*** Block opens ***
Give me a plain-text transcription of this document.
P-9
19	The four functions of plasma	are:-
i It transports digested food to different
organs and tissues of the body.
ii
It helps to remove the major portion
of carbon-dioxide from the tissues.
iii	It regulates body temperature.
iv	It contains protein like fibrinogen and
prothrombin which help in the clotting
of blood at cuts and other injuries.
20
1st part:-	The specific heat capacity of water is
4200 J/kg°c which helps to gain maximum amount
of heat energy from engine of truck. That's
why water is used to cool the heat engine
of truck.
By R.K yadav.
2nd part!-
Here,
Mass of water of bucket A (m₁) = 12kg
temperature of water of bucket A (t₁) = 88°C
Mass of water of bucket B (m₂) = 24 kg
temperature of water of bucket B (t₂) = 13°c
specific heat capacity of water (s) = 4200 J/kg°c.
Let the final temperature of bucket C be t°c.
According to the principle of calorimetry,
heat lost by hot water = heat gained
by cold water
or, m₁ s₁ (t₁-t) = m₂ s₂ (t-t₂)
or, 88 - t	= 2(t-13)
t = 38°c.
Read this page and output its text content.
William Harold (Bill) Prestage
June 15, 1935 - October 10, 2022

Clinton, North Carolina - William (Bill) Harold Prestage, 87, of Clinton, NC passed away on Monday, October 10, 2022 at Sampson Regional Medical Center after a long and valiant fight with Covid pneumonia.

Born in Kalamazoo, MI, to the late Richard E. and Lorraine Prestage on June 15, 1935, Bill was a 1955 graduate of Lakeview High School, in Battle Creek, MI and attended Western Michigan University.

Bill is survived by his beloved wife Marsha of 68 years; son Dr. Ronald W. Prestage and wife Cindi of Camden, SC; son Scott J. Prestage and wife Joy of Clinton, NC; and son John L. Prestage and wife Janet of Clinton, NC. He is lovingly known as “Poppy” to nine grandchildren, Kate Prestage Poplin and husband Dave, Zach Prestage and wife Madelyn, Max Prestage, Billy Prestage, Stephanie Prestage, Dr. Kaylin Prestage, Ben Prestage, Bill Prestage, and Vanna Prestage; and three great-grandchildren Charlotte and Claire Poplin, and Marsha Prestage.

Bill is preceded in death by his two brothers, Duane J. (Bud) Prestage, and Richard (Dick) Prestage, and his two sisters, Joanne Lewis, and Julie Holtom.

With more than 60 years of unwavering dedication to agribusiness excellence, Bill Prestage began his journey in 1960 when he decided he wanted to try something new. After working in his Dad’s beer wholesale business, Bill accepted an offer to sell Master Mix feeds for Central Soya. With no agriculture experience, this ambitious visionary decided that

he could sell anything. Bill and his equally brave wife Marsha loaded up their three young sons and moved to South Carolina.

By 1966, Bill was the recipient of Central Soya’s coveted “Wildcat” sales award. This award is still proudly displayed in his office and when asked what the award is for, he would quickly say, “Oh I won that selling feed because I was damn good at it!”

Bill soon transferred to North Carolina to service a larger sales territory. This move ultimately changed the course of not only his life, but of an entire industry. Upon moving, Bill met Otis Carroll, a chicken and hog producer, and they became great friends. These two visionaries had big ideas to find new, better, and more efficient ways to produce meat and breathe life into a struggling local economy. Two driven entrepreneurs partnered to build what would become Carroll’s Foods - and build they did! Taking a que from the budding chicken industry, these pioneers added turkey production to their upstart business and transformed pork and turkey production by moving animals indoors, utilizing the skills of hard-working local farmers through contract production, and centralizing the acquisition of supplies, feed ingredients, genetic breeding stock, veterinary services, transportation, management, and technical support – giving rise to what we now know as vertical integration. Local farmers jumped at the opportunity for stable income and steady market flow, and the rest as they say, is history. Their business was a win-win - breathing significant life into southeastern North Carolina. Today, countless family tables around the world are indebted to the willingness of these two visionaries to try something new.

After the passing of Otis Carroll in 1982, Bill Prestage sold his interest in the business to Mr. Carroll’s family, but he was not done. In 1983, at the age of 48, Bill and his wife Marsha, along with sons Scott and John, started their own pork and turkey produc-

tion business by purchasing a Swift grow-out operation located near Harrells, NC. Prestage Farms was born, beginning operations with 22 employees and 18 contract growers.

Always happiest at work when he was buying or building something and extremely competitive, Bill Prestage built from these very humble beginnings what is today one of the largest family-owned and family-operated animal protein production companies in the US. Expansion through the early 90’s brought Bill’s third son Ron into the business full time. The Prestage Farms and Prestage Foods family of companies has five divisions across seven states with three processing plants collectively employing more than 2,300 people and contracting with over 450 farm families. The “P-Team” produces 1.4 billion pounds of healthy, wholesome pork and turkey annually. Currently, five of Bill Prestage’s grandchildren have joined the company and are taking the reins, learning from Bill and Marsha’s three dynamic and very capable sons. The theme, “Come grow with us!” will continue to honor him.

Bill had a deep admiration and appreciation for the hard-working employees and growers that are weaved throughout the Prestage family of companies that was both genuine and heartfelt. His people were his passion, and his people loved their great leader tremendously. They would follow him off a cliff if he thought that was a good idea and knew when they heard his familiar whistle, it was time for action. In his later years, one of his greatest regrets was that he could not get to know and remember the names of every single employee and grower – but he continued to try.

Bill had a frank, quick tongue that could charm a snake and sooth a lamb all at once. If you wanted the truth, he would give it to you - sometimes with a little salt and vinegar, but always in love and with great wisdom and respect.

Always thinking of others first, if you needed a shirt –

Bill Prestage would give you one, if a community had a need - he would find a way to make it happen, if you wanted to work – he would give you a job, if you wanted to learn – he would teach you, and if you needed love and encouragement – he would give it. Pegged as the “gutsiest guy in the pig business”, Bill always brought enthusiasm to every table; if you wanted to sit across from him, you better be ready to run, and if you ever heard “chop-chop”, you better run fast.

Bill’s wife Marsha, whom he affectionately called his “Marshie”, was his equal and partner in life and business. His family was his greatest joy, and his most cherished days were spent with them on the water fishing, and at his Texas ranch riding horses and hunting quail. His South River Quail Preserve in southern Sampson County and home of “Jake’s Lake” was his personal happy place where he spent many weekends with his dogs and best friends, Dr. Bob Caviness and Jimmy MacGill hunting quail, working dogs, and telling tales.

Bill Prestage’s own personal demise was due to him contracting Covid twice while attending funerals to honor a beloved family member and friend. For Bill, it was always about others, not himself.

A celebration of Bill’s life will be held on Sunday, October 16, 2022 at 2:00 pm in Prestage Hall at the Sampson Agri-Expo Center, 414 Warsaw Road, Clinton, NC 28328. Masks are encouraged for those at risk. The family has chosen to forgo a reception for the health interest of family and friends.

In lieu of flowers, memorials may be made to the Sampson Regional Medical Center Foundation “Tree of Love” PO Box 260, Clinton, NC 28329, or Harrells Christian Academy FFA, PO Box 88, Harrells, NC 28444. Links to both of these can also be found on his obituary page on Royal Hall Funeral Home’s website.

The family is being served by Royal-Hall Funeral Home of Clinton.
*** Block closes ***
**TRY IT**
Transcribe the data in full, matching every line exactly.

**RESULT**
Give me a plain-text transcription of this document.
P-9
19	The four functions of plasma	are:-
i It transports digested food to different
organs and tissues of the body.
ii
It helps to remove the major portion
of carbon-dioxide from the tissues.
iii	It regulates body temperature.
iv	It contains protein like fibrinogen and
prothrombin which help in the clotting
of blood at cuts and other injuries.
20
1st part:-	The specific heat capacity of water is
4200 J/kg°c which helps to gain maximum amount
of heat energy from engine of truck. That's
why water is used to cool the heat engine
of truck.
By R.K yadav.
2nd part!-
Here,
Mass of water of bucket A (m₁) = 12kg
temperature of water of bucket A (t₁) = 88°C
Mass of water of bucket B (m₂) = 24 kg
temperature of water of bucket B (t₂) = 13°c
specific heat capacity of water (s) = 4200 J/kg°c.
Let the final temperature of bucket C be t°c.
According to the principle of calorimetry,
heat lost by hot water = heat gained
by cold water
or, m₁ s₁ (t₁-t) = m₂ s₂ (t-t₂)
or, 88 - t	= 2(t-13)
t = 38°c.
Read this page and output its text content.
William Harold (Bill) Prestage
June 15, 1935 - October 10, 2022

Clinton, North Carolina - William (Bill) Harold Prestage, 87, of Clinton, NC passed away on Monday, October 10, 2022 at Sampson Regional Medical Center after a long and valiant fight with Covid pneumonia.

Born in Kalamazoo, MI, to the late Richard E. and Lorraine Prestage on June 15, 1935, Bill was a 1955 graduate of Lakeview High School, in Battle Creek, MI and attended Western Michigan University.

Bill is survived by his beloved wife Marsha of 68 years; son Dr. Ronald W. Prestage and wife Cindi of Camden, SC; son Scott J. Prestage and wife Joy of Clinton, NC; and son John L. Prestage and wife Janet of Clinton, NC. He is lovingly known as “Poppy” to nine grandchildren, Kate Prestage Poplin and husband Dave, Zach Prestage and wife Madelyn, Max Prestage, Billy Prestage, Stephanie Prestage, Dr. Kaylin Prestage, Ben Prestage, Bill Prestage, and Vanna Prestage; and three great-grandchildren Charlotte and Claire Poplin, and Marsha Prestage.

Bill is preceded in death by his two brothers, Duane J. (Bud) Prestage, and Richard (Dick) Prestage, and his two sisters, Joanne Lewis, and Julie Holtom.

With more than 60 years of unwavering dedication to agribusiness excellence, Bill Prestage began his journey in 1960 when he decided he wanted to try something new. After working in his Dad’s beer wholesale business, Bill accepted an offer to sell Master Mix feeds for Central Soya. With no agriculture experience, this ambitious visionary decided that

he could sell anything. Bill and his equally brave wife Marsha loaded up their three young sons and moved to South Carolina.

By 1966, Bill was the recipient of Central Soya’s coveted “Wildcat” sales award. This award is still proudly displayed in his office and when asked what the award is for, he would quickly say, “Oh I won that selling feed because I was damn good at it!”

Bill soon transferred to North Carolina to service a larger sales territory. This move ultimately changed the course of not only his life, but of an entire industry. Upon moving, Bill met Otis Carroll, a chicken and hog producer, and they became great friends. These two visionaries had big ideas to find new, better, and more efficient ways to produce meat and breathe life into a struggling local economy. Two driven entrepreneurs partnered to build what would become Carroll’s Foods - and build they did! Taking a que from the budding chicken industry, these pioneers added turkey production to their upstart business and transformed pork and turkey production by moving animals indoors, utilizing the skills of hard-working local farmers through contract production, and centralizing the acquisition of supplies, feed ingredients, genetic breeding stock, veterinary services, transportation, management, and technical support – giving rise to what we now know as vertical integration. Local farmers jumped at the opportunity for stable income and steady market flow, and the rest as they say, is history. Their business was a win-win - breathing significant life into southeastern North Carolina. Today, countless family tables around the world are indebted to the willingness of these two visionaries to try something new.

After the passing of Otis Carroll in 1982, Bill Prestage sold his interest in the business to Mr. Carroll’s family, but he was not done. In 1983, at the age of 48, Bill and his wife Marsha, along with sons Scott and John, started their own pork and turkey produc-

tion business by purchasing a Swift grow-out operation located near Harrells, NC. Prestage Farms was born, beginning operations with 22 employees and 18 contract growers.

Always happiest at work when he was buying or building something and extremely competitive, Bill Prestage built from these very humble beginnings what is today one of the largest family-owned and family-operated animal protein production companies in the US. Expansion through the early 90’s brought Bill’s third son Ron into the business full time. The Prestage Farms and Prestage Foods family of companies has five divisions across seven states with three processing plants collectively employing more than 2,300 people and contracting with over 450 farm families. The “P-Team” produces 1.4 billion pounds of healthy, wholesome pork and turkey annually. Currently, five of Bill Prestage’s grandchildren have joined the company and are taking the reins, learning from Bill and Marsha’s three dynamic and very capable sons. The theme, “Come grow with us!” will continue to honor him.

Bill had a deep admiration and appreciation for the hard-working employees and growers that are weaved throughout the Prestage family of companies that was both genuine and heartfelt. His people were his passion, and his people loved their great leader tremendously. They would follow him off a cliff if he thought that was a good idea and knew when they heard his familiar whistle, it was time for action. In his later years, one of his greatest regrets was that he could not get to know and remember the names of every single employee and grower – but he continued to try.

Bill had a frank, quick tongue that could charm a snake and sooth a lamb all at once. If you wanted the truth, he would give it to you - sometimes with a little salt and vinegar, but always in love and with great wisdom and respect.

Always thinking of others first, if you needed a shirt –

Bill Prestage would give you one, if a community had a need - he would find a way to make it happen, if you wanted to work – he would give you a job, if you wanted to learn – he would teach you, and if you needed love and encouragement – he would give it. Pegged as the “gutsiest guy in the pig business”, Bill always brought enthusiasm to every table; if you wanted to sit across from him, you better be ready to run, and if you ever heard “chop-chop”, you better run fast.

Bill’s wife Marsha, whom he affectionately called his “Marshie”, was his equal and partner in life and business. His family was his greatest joy, and his most cherished days were spent with them on the water fishing, and at his Texas ranch riding horses and hunting quail. His South River Quail Preserve in southern Sampson County and home of “Jake’s Lake” was his personal happy place where he spent many weekends with his dogs and best friends, Dr. Bob Caviness and Jimmy MacGill hunting quail, working dogs, and telling tales.

Bill Prestage’s own personal demise was due to him contracting Covid twice while attending funerals to honor a beloved family member and friend. For Bill, it was always about others, not himself.

A celebration of Bill’s life will be held on Sunday, October 16, 2022 at 2:00 pm in Prestage Hall at the Sampson Agri-Expo Center, 414 Warsaw Road, Clinton, NC 28328. Masks are encouraged for those at risk. The family has chosen to forgo a reception for the health interest of family and friends.

In lieu of flowers, memorials may be made to the Sampson Regional Medical Center Foundation “Tree of Love” PO Box 260, Clinton, NC 28329, or Harrells Christian Academy FFA, PO Box 88, Harrells, NC 28444. Links to both of these can also be found on his obituary page on Royal Hall Funeral Home’s website.

The family is being served by Royal-Hall Funeral Home of Clinton.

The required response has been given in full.